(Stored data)
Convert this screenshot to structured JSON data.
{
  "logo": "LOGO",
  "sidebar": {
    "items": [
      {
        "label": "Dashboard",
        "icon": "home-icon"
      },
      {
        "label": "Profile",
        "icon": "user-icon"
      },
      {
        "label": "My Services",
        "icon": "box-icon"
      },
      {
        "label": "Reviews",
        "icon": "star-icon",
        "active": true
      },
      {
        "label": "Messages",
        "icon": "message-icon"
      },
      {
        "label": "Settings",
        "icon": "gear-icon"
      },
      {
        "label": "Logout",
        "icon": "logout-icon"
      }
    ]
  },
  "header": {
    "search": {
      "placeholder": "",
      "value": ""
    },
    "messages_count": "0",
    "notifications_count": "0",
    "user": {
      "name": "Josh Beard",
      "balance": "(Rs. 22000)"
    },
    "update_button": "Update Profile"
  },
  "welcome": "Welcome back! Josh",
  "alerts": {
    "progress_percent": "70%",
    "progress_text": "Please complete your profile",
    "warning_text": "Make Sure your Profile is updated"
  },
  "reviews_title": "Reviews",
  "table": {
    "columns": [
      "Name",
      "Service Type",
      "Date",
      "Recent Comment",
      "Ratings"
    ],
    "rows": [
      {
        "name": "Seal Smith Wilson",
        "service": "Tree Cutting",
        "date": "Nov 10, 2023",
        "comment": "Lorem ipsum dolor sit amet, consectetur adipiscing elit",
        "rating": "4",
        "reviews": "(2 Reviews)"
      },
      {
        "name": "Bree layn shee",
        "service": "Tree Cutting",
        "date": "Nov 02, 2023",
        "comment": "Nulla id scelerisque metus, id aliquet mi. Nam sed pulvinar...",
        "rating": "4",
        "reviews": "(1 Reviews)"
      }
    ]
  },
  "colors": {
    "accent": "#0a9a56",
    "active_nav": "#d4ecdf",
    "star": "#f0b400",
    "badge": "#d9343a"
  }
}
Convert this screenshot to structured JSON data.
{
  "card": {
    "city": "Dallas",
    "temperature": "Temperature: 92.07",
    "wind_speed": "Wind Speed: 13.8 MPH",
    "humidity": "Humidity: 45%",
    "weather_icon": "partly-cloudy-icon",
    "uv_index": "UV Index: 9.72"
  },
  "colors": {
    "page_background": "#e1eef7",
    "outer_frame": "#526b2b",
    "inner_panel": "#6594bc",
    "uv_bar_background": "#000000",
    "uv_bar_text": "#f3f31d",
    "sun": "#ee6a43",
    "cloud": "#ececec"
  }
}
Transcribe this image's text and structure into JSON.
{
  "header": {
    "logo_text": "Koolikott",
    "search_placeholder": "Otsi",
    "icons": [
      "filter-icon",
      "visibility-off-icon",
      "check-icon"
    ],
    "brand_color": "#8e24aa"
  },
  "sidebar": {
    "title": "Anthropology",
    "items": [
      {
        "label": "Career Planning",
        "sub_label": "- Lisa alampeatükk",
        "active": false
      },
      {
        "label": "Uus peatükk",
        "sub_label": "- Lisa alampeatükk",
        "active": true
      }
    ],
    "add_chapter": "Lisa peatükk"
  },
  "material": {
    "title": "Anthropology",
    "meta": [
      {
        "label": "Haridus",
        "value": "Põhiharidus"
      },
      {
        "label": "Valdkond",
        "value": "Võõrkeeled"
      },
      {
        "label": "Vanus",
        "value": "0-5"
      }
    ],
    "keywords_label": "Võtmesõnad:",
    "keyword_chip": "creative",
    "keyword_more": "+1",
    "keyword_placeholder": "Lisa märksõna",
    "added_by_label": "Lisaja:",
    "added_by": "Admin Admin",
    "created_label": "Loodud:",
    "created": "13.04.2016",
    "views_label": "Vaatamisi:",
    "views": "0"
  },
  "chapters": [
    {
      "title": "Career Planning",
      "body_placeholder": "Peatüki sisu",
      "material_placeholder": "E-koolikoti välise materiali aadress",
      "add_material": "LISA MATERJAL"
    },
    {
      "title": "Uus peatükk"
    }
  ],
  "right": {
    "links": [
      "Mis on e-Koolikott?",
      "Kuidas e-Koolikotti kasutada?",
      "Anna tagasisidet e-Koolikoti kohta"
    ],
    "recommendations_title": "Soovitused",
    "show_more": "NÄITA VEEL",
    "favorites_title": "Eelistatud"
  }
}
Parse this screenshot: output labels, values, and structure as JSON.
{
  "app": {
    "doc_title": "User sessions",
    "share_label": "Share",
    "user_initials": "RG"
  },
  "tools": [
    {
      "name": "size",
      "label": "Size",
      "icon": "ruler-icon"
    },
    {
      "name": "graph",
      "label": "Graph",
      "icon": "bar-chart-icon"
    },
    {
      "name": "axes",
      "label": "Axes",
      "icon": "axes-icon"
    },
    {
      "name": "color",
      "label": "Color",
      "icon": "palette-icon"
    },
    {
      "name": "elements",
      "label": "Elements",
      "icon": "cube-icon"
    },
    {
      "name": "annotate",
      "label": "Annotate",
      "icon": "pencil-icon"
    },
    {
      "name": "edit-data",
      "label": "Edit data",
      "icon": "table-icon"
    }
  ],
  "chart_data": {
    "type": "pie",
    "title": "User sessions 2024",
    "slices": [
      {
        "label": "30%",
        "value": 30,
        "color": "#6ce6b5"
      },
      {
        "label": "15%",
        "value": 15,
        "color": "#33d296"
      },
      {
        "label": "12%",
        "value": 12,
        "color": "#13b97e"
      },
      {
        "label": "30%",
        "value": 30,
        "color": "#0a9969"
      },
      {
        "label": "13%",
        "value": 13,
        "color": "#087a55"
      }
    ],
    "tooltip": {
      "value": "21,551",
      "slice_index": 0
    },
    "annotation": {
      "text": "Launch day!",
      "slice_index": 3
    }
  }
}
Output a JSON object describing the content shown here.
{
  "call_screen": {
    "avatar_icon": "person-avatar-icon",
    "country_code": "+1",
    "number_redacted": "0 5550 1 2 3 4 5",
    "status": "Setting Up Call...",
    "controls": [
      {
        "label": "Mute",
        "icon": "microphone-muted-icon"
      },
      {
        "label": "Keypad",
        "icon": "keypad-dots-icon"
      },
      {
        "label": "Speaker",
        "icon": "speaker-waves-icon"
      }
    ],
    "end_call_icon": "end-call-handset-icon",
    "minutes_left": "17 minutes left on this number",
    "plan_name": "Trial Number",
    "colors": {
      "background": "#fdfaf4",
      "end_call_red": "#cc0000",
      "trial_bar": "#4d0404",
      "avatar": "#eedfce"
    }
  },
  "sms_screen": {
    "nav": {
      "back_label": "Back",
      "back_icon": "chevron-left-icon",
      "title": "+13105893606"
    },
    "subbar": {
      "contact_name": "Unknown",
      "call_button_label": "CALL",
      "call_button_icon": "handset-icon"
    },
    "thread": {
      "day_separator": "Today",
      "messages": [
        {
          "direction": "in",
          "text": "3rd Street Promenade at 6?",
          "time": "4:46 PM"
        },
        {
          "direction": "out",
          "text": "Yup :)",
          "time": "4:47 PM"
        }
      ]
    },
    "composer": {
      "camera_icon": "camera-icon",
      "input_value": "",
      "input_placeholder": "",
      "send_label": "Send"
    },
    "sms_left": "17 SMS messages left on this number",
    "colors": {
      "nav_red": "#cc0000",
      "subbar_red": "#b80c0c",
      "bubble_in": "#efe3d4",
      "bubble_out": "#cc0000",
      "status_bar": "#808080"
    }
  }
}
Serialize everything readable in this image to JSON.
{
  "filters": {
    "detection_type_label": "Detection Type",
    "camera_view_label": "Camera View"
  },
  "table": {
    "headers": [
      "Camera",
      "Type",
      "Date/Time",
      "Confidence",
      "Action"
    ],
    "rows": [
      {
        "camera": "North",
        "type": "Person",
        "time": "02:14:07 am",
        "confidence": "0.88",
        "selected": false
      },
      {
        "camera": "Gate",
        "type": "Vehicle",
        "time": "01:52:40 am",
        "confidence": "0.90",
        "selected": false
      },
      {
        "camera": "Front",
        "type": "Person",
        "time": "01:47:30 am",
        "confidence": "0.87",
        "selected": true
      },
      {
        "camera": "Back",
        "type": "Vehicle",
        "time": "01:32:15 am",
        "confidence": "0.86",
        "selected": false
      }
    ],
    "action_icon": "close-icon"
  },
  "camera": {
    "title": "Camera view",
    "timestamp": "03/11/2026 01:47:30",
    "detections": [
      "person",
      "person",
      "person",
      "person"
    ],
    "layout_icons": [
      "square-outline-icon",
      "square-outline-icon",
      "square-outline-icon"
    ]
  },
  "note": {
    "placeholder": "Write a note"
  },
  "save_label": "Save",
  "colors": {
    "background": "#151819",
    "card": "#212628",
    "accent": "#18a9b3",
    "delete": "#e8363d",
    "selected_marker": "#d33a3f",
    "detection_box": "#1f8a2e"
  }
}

§ WHAT IS EXPECTED
Collect the complete line wherever the string "avatar" appears in the records.

§ TASK RESULT
    "avatar_icon": "person-avatar-icon",
      "avatar": "#eedfce"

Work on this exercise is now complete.